> [DIRECTIVE]
Would you write out the listing verbatim and skip every picture in it?

> [RECORD LIST]

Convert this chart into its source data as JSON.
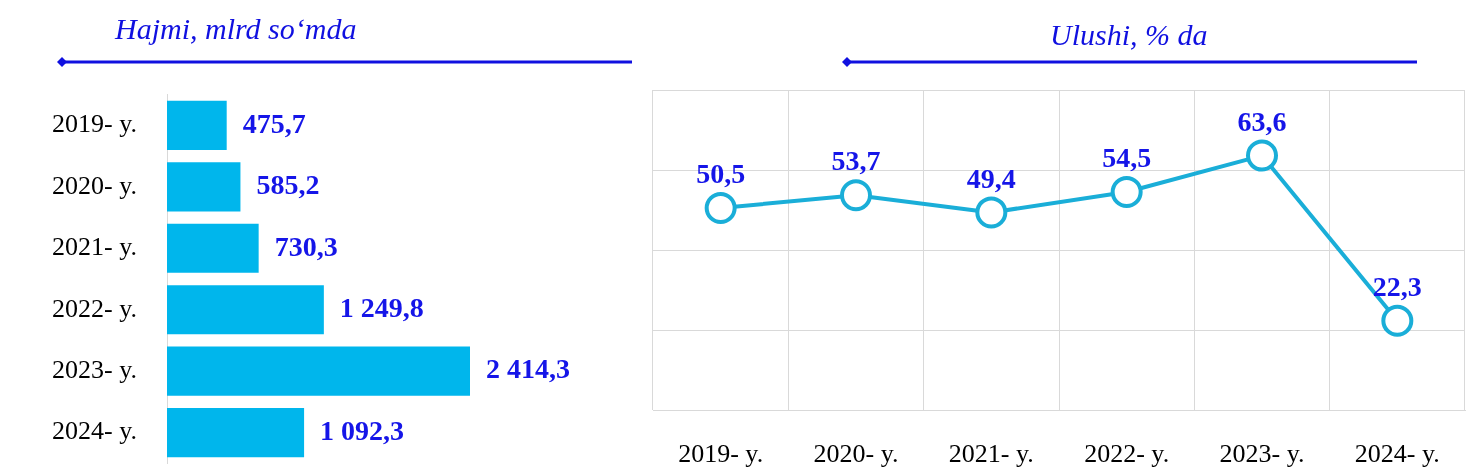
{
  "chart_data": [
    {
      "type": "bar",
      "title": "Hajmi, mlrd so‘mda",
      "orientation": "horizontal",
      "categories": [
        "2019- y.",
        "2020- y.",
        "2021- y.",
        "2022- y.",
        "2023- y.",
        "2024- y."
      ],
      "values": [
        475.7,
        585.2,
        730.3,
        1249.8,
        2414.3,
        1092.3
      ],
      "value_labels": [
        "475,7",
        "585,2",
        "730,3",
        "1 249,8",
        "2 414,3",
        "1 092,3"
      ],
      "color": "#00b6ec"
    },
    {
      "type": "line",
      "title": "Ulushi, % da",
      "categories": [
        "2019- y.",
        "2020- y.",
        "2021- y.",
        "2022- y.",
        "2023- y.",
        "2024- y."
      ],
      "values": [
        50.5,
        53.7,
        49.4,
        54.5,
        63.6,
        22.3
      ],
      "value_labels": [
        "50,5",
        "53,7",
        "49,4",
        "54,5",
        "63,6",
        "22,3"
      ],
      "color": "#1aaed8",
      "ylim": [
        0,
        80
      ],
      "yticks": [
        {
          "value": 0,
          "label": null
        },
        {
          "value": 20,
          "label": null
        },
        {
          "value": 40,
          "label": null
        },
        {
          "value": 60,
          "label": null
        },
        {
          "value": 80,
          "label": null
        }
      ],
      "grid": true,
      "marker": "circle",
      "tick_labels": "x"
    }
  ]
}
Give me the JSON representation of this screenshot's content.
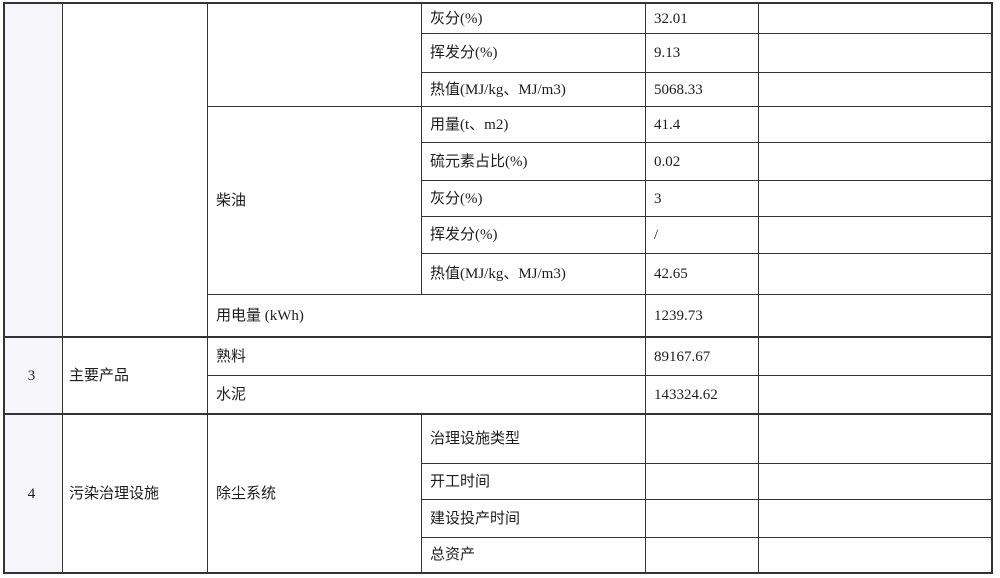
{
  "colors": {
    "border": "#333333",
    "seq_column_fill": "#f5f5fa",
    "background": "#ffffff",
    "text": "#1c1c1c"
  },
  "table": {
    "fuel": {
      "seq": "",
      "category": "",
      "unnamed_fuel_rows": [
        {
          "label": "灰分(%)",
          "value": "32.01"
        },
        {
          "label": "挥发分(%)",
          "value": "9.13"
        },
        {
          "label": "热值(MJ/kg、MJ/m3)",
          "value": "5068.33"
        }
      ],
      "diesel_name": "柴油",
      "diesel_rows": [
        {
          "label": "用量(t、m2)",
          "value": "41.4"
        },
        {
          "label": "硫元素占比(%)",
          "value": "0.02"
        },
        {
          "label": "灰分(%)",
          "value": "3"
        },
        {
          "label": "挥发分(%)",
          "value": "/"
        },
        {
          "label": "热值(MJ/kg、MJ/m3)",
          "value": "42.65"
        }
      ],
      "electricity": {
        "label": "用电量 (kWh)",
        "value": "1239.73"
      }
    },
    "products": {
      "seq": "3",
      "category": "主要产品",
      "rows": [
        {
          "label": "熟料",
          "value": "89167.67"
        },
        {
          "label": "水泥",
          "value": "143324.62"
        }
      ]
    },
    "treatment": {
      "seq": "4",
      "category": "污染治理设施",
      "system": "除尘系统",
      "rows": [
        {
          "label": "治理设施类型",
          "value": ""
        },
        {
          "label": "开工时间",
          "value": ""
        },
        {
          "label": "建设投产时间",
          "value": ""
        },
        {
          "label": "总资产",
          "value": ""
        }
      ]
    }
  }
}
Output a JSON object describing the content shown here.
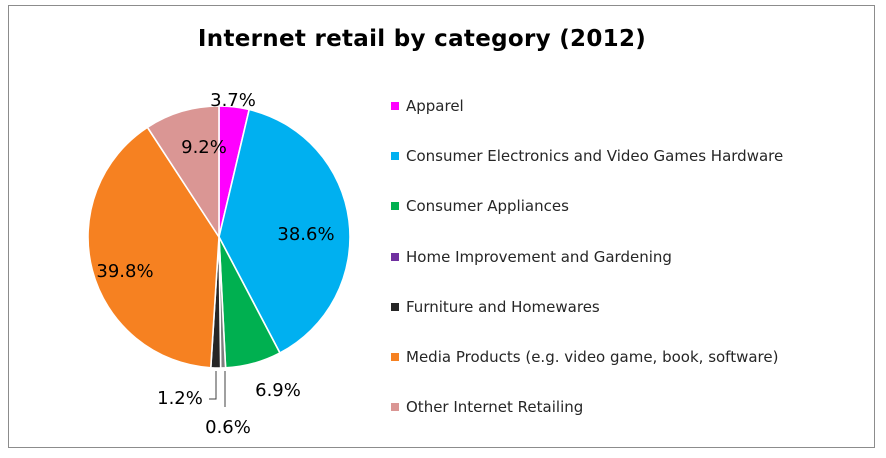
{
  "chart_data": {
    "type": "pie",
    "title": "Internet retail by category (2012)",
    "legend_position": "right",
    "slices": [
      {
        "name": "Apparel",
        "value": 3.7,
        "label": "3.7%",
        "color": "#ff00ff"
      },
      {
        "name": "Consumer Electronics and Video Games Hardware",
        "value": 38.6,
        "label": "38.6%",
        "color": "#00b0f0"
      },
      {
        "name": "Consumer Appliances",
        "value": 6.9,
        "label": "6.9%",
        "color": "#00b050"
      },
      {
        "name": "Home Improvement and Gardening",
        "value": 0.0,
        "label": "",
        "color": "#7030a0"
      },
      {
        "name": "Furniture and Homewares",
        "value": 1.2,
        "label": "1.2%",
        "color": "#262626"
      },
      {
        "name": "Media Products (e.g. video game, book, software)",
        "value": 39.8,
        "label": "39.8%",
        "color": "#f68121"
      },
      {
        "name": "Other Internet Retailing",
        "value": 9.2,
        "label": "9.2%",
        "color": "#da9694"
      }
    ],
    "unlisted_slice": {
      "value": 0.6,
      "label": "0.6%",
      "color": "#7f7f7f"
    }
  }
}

> [COMPLETE OUTPUT]
Convert this chart into its source data as JSON.
{
  "chart_data": [
    {
      "type": "bar",
      "title": "Hajmi, mlrd so‘mda",
      "orientation": "horizontal",
      "categories": [
        "2019- y.",
        "2020- y.",
        "2021- y.",
        "2022- y.",
        "2023- y.",
        "2024- y."
      ],
      "values": [
        475.7,
        585.2,
        730.3,
        1249.8,
        2414.3,
        1092.3
      ],
      "value_labels": [
        "475,7",
        "585,2",
        "730,3",
        "1 249,8",
        "2 414,3",
        "1 092,3"
      ],
      "color": "#00b6ec"
    },
    {
      "type": "line",
      "title": "Ulushi, % da",
      "categories": [
        "2019- y.",
        "2020- y.",
        "2021- y.",
        "2022- y.",
        "2023- y.",
        "2024- y."
      ],
      "values": [
        50.5,
        53.7,
        49.4,
        54.5,
        63.6,
        22.3
      ],
      "value_labels": [
        "50,5",
        "53,7",
        "49,4",
        "54,5",
        "63,6",
        "22,3"
      ],
      "color": "#1aaed8",
      "ylim": [
        0,
        80
      ],
      "yticks": [
        {
          "value": 0,
          "label": null
        },
        {
          "value": 20,
          "label": null
        },
        {
          "value": 40,
          "label": null
        },
        {
          "value": 60,
          "label": null
        },
        {
          "value": 80,
          "label": null
        }
      ],
      "grid": true,
      "marker": "circle",
      "tick_labels": "x"
    }
  ]
}
Give me the JSON representation of this screenshot's content.
{
  "colors": {
    "border": "#333333",
    "seq_column_fill": "#f5f5fa",
    "background": "#ffffff",
    "text": "#1c1c1c"
  },
  "table": {
    "fuel": {
      "seq": "",
      "category": "",
      "unnamed_fuel_rows": [
        {
          "label": "灰分(%)",
          "value": "32.01"
        },
        {
          "label": "挥发分(%)",
          "value": "9.13"
        },
        {
          "label": "热值(MJ/kg、MJ/m3)",
          "value": "5068.33"
        }
      ],
      "diesel_name": "柴油",
      "diesel_rows": [
        {
          "label": "用量(t、m2)",
          "value": "41.4"
        },
        {
          "label": "硫元素占比(%)",
          "value": "0.02"
        },
        {
          "label": "灰分(%)",
          "value": "3"
        },
        {
          "label": "挥发分(%)",
          "value": "/"
        },
        {
          "label": "热值(MJ/kg、MJ/m3)",
          "value": "42.65"
        }
      ],
      "electricity": {
        "label": "用电量 (kWh)",
        "value": "1239.73"
      }
    },
    "products": {
      "seq": "3",
      "category": "主要产品",
      "rows": [
        {
          "label": "熟料",
          "value": "89167.67"
        },
        {
          "label": "水泥",
          "value": "143324.62"
        }
      ]
    },
    "treatment": {
      "seq": "4",
      "category": "污染治理设施",
      "system": "除尘系统",
      "rows": [
        {
          "label": "治理设施类型",
          "value": ""
        },
        {
          "label": "开工时间",
          "value": ""
        },
        {
          "label": "建设投产时间",
          "value": ""
        },
        {
          "label": "总资产",
          "value": ""
        }
      ]
    }
  }
}
Output a JSON object describing the content shown here.
{
  "chart_data": {
    "type": "pie",
    "title": "Internet retail by category (2012)",
    "legend_position": "right",
    "slices": [
      {
        "name": "Apparel",
        "value": 3.7,
        "label": "3.7%",
        "color": "#ff00ff"
      },
      {
        "name": "Consumer Electronics and Video Games Hardware",
        "value": 38.6,
        "label": "38.6%",
        "color": "#00b0f0"
      },
      {
        "name": "Consumer Appliances",
        "value": 6.9,
        "label": "6.9%",
        "color": "#00b050"
      },
      {
        "name": "Home Improvement and Gardening",
        "value": 0.0,
        "label": "",
        "color": "#7030a0"
      },
      {
        "name": "Furniture and Homewares",
        "value": 1.2,
        "label": "1.2%",
        "color": "#262626"
      },
      {
        "name": "Media Products (e.g. video game, book, software)",
        "value": 39.8,
        "label": "39.8%",
        "color": "#f68121"
      },
      {
        "name": "Other Internet Retailing",
        "value": 9.2,
        "label": "9.2%",
        "color": "#da9694"
      }
    ],
    "unlisted_slice": {
      "value": 0.6,
      "label": "0.6%",
      "color": "#7f7f7f"
    }
  }
}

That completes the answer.